## DATA EXCERPTS
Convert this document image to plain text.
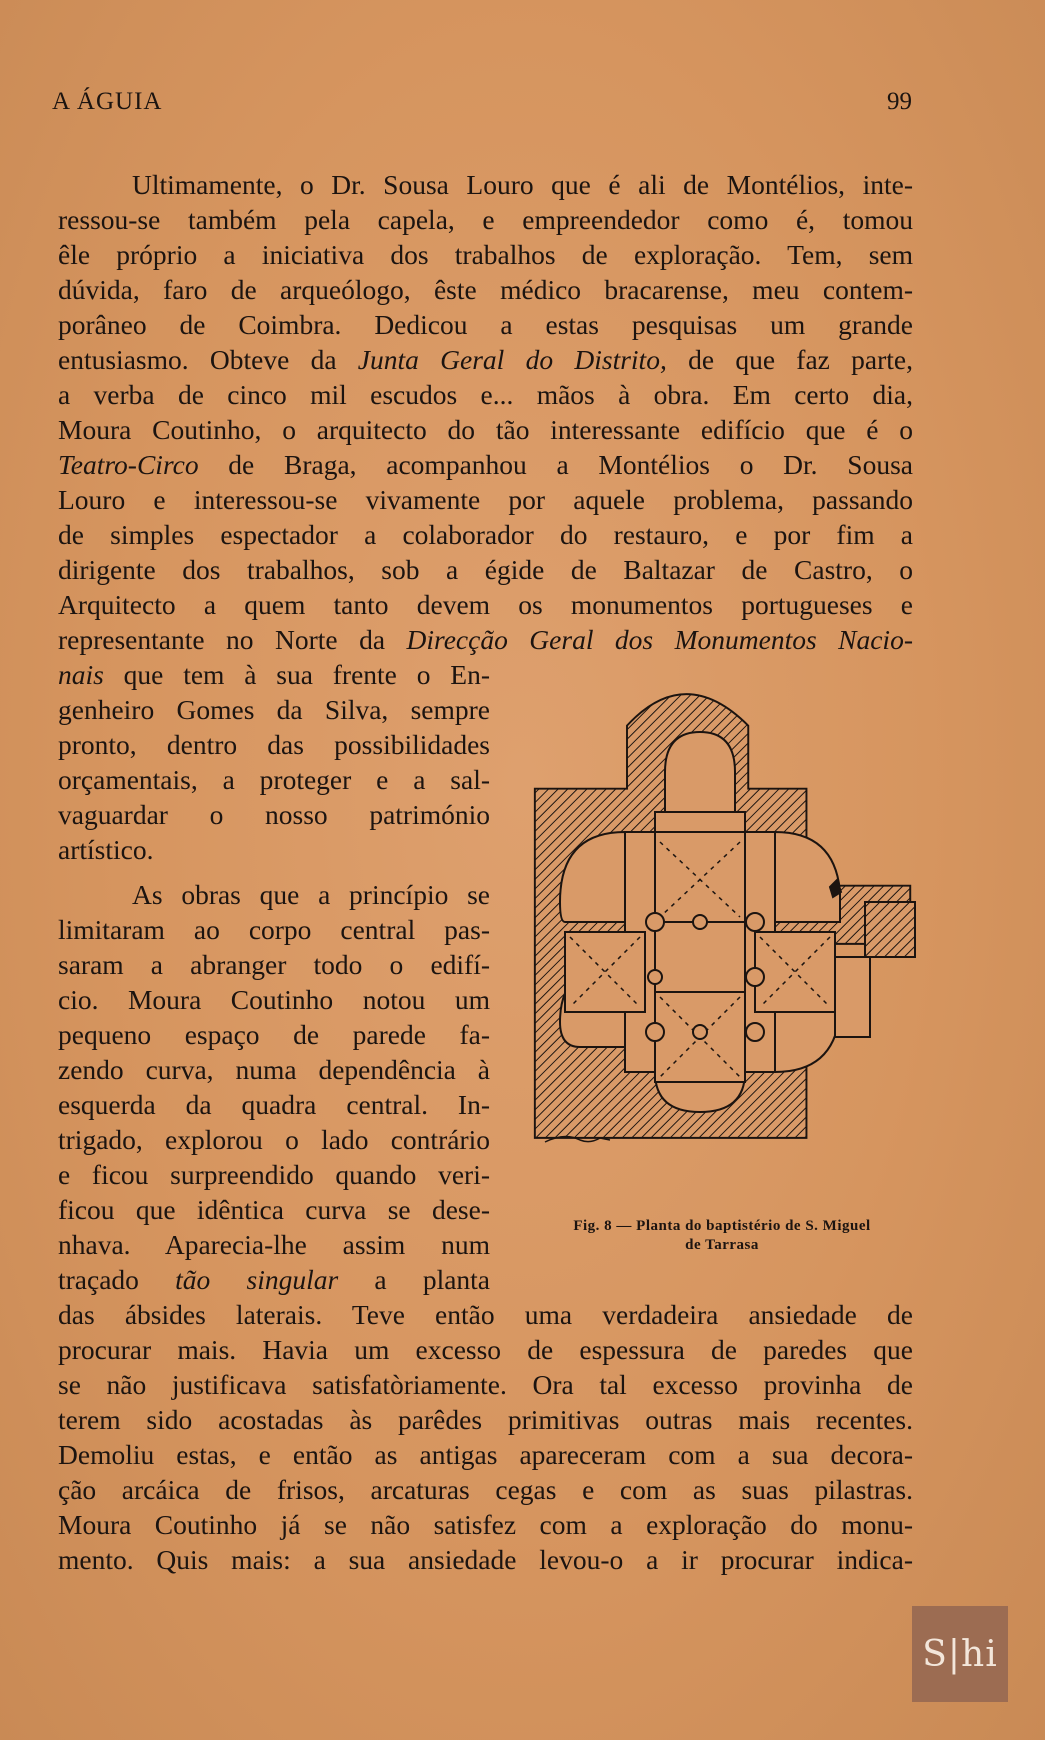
A ÁGUIA	99
Ultimamente, o Dr. Sousa Louro que é ali de Montélios, inte-
ressou-se também pela capela, e empreendedor como é, tomou
êle próprio a iniciativa dos trabalhos de exploração. Tem, sem
dúvida, faro de arqueólogo, êste médico bracarense, meu contem-
porâneo de Coimbra. Dedicou a estas pesquisas um grande
entusiasmo. Obteve da Junta Geral do Distrito, de que faz parte,
a verba de cinco mil escudos e... mãos à obra. Em certo dia,
Moura Coutinho, o arquitecto do tão interessante edifício que é o
Teatro-Circo de Braga, acompanhou a Montélios o Dr. Sousa
Louro e interessou-se vivamente por aquele problema, passando
de simples espectador a colaborador do restauro, e por fim a
dirigente dos trabalhos, sob a égide de Baltazar de Castro, o
Arquitecto a quem tanto devem os monumentos portugueses e
representante no Norte da Direcção Geral dos Monumentos Nacio-
nais que tem à sua frente o En-
genheiro Gomes da Silva, sempre
pronto, dentro das possibilidades
orçamentais, a proteger e a sal-
vaguardar o nosso património
artístico.
As obras que a princípio se
limitaram ao corpo central pas-
saram a abranger todo o edifí-
cio. Moura Coutinho notou um
pequeno espaço de parede fa-
zendo curva, numa dependência à
esquerda da quadra central. In-
trigado, explorou o lado contrário
e ficou surpreendido quando veri-
ficou que idêntica curva se dese-
nhava. Aparecia-lhe assim num
traçado tão singular a planta
das ábsides laterais. Teve então uma verdadeira ansiedade de
procurar mais. Havia um excesso de espessura de paredes que
se não justificava satisfatòriamente. Ora tal excesso provinha de
terem sido acostadas às parêdes primitivas outras mais recentes.
Demoliu estas, e então as antigas apareceram com a sua decora-
ção arcáica de frisos, arcaturas cegas e com as suas pilastras.
Moura Coutinho já se não satisfez com a exploração do monu-
mento. Quis mais: a sua ansiedade levou-o a ir procurar indica-
Fig. 8 — Planta do baptistério de S. Miguel
de Tarrasa
S|hi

## THE TASK
All of the lines above should be retyped precisely, apart from the pictures.

## SOLUTION TO THIS TASK
Convert this document image to plain text.
A ÁGUIA	99
Ultimamente, o Dr. Sousa Louro que é ali de Montélios, inte-
ressou-se também pela capela, e empreendedor como é, tomou
êle próprio a iniciativa dos trabalhos de exploração. Tem, sem
dúvida, faro de arqueólogo, êste médico bracarense, meu contem-
porâneo de Coimbra. Dedicou a estas pesquisas um grande
entusiasmo. Obteve da Junta Geral do Distrito, de que faz parte,
a verba de cinco mil escudos e... mãos à obra. Em certo dia,
Moura Coutinho, o arquitecto do tão interessante edifício que é o
Teatro-Circo de Braga, acompanhou a Montélios o Dr. Sousa
Louro e interessou-se vivamente por aquele problema, passando
de simples espectador a colaborador do restauro, e por fim a
dirigente dos trabalhos, sob a égide de Baltazar de Castro, o
Arquitecto a quem tanto devem os monumentos portugueses e
representante no Norte da Direcção Geral dos Monumentos Nacio-
nais que tem à sua frente o En-
genheiro Gomes da Silva, sempre
pronto, dentro das possibilidades
orçamentais, a proteger e a sal-
vaguardar o nosso património
artístico.
As obras que a princípio se
limitaram ao corpo central pas-
saram a abranger todo o edifí-
cio. Moura Coutinho notou um
pequeno espaço de parede fa-
zendo curva, numa dependência à
esquerda da quadra central. In-
trigado, explorou o lado contrário
e ficou surpreendido quando veri-
ficou que idêntica curva se dese-
nhava. Aparecia-lhe assim num
traçado tão singular a planta
das ábsides laterais. Teve então uma verdadeira ansiedade de
procurar mais. Havia um excesso de espessura de paredes que
se não justificava satisfatòriamente. Ora tal excesso provinha de
terem sido acostadas às parêdes primitivas outras mais recentes.
Demoliu estas, e então as antigas apareceram com a sua decora-
ção arcáica de frisos, arcaturas cegas e com as suas pilastras.
Moura Coutinho já se não satisfez com a exploração do monu-
mento. Quis mais: a sua ansiedade levou-o a ir procurar indica-
Fig. 8 — Planta do baptistério de S. Miguel
de Tarrasa
S|hi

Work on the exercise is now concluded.